*** RECORD LIST ***

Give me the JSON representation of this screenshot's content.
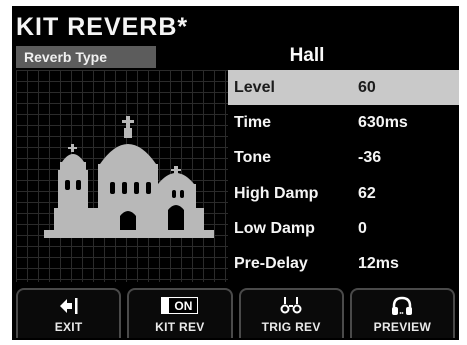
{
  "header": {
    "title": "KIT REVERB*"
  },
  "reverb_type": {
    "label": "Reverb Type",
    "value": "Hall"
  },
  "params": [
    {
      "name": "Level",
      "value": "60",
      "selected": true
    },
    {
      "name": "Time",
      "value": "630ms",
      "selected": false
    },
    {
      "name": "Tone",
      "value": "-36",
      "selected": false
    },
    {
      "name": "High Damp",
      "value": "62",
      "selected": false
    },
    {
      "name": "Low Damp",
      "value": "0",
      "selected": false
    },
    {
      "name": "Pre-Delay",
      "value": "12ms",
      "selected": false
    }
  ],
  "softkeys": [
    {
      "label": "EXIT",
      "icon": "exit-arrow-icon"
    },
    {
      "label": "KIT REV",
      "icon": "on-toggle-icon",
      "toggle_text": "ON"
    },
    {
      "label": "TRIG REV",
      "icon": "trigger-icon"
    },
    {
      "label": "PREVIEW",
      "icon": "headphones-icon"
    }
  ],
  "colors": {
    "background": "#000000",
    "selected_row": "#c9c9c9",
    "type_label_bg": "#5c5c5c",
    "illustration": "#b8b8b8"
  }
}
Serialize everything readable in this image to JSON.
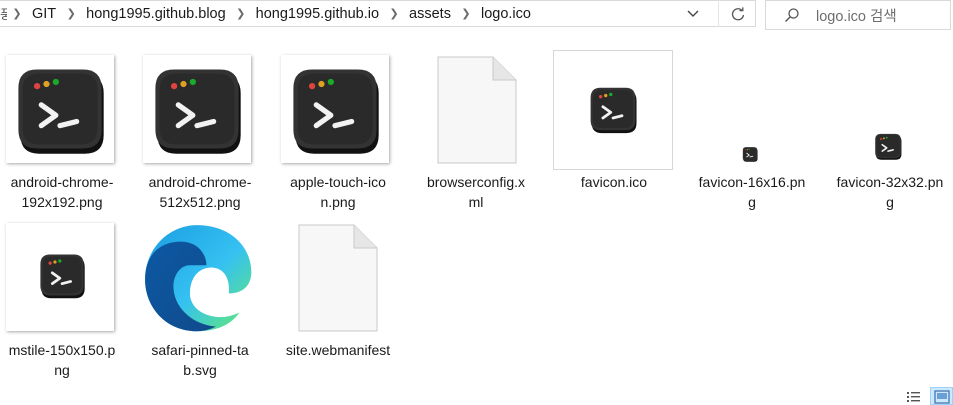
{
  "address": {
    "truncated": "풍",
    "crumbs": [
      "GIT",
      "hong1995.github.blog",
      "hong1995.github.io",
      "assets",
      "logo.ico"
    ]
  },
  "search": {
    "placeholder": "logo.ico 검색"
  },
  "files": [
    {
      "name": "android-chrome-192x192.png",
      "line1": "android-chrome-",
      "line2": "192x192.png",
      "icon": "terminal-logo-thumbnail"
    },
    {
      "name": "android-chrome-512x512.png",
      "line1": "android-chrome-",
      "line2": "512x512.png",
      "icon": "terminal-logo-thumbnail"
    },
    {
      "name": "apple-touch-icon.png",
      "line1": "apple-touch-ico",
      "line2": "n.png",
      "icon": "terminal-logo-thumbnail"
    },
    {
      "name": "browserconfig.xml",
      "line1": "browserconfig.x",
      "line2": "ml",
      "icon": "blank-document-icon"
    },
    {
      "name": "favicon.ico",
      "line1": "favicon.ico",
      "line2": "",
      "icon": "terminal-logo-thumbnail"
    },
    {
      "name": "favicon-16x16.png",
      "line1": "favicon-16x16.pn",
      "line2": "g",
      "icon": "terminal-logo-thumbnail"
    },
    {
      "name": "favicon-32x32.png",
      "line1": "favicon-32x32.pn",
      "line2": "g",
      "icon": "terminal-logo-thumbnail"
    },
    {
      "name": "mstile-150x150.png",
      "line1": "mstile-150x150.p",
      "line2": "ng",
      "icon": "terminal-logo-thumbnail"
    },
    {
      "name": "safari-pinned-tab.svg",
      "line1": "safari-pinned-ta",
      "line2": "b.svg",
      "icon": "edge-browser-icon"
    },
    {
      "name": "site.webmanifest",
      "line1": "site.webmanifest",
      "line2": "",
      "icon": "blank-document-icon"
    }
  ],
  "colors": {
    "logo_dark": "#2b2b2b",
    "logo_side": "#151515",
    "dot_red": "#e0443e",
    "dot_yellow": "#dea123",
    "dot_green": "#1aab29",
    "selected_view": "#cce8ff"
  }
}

***
*** RECORD LIST ***

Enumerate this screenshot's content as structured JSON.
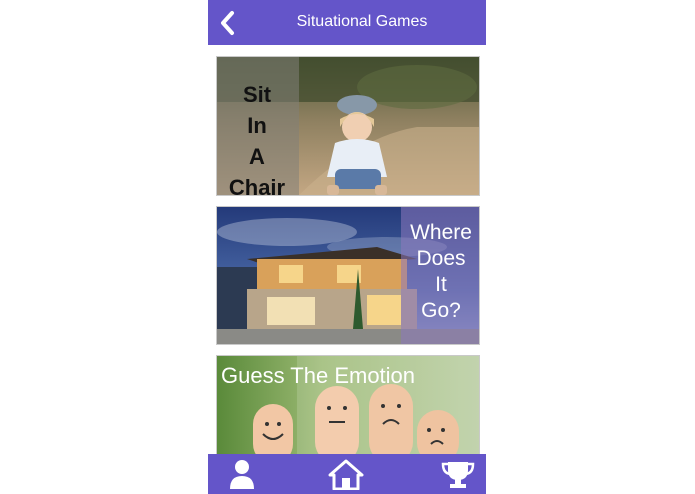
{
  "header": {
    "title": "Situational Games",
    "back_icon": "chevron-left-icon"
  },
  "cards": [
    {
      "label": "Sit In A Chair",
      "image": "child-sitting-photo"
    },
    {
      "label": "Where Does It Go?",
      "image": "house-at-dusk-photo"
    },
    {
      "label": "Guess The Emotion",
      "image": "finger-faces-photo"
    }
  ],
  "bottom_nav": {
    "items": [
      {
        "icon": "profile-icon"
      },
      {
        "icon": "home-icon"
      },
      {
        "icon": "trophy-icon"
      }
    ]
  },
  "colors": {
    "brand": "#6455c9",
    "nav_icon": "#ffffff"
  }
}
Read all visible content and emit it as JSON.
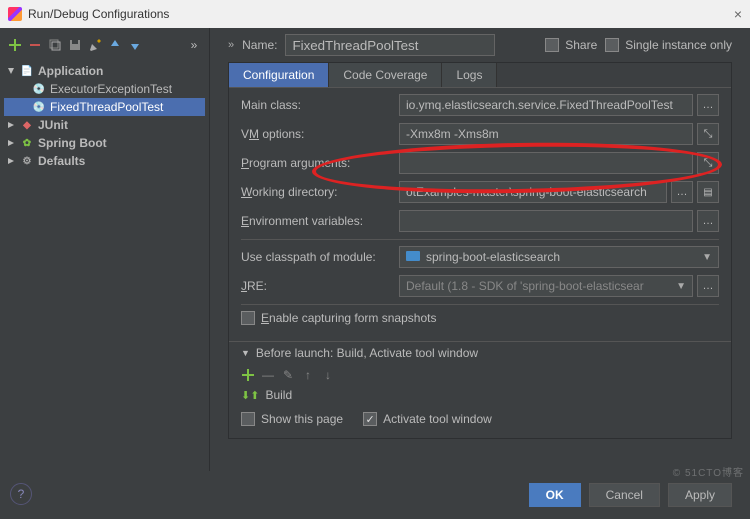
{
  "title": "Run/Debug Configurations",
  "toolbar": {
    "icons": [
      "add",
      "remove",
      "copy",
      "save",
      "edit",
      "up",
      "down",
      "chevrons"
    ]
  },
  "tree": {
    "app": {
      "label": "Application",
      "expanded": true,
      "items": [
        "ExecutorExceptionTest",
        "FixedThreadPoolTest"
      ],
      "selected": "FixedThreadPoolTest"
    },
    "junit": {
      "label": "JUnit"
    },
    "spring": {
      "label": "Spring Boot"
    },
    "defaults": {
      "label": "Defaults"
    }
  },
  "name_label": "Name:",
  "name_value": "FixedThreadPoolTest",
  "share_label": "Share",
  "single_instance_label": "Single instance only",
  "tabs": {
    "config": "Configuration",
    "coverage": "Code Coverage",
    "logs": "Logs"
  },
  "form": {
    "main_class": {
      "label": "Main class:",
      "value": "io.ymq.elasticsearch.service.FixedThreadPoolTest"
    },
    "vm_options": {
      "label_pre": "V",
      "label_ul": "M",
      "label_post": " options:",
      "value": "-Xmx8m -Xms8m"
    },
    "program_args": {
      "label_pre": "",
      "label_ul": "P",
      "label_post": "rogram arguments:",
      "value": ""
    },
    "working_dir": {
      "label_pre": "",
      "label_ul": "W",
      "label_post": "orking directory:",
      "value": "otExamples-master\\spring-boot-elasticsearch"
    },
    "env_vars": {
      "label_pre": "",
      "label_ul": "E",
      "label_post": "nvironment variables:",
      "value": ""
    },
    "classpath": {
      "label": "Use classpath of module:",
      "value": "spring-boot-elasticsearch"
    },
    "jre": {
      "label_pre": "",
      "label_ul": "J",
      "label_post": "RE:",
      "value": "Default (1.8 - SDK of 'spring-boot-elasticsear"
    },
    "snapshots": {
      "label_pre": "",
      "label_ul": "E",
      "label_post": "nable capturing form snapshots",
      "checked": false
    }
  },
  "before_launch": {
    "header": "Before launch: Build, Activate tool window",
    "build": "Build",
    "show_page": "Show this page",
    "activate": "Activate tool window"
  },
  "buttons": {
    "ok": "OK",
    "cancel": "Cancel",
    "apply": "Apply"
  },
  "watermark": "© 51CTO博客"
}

***
*** RECORD LIST ***

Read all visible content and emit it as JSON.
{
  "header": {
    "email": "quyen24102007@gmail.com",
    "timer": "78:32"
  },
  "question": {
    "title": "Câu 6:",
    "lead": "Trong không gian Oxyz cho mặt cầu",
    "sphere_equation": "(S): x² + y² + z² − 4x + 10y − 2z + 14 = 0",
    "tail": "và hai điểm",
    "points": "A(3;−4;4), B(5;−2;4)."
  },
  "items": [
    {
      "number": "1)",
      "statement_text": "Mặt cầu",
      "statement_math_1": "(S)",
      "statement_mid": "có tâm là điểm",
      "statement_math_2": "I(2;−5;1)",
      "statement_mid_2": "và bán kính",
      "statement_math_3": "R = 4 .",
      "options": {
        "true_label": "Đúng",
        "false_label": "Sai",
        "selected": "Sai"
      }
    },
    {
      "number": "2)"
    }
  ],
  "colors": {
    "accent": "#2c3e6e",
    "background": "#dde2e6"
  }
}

***

Identify the lines above that contain the word "screenshot", then copy them.

Give me the JSON representation of this screenshot's content.
Enumerate this screenshot's content as structured JSON.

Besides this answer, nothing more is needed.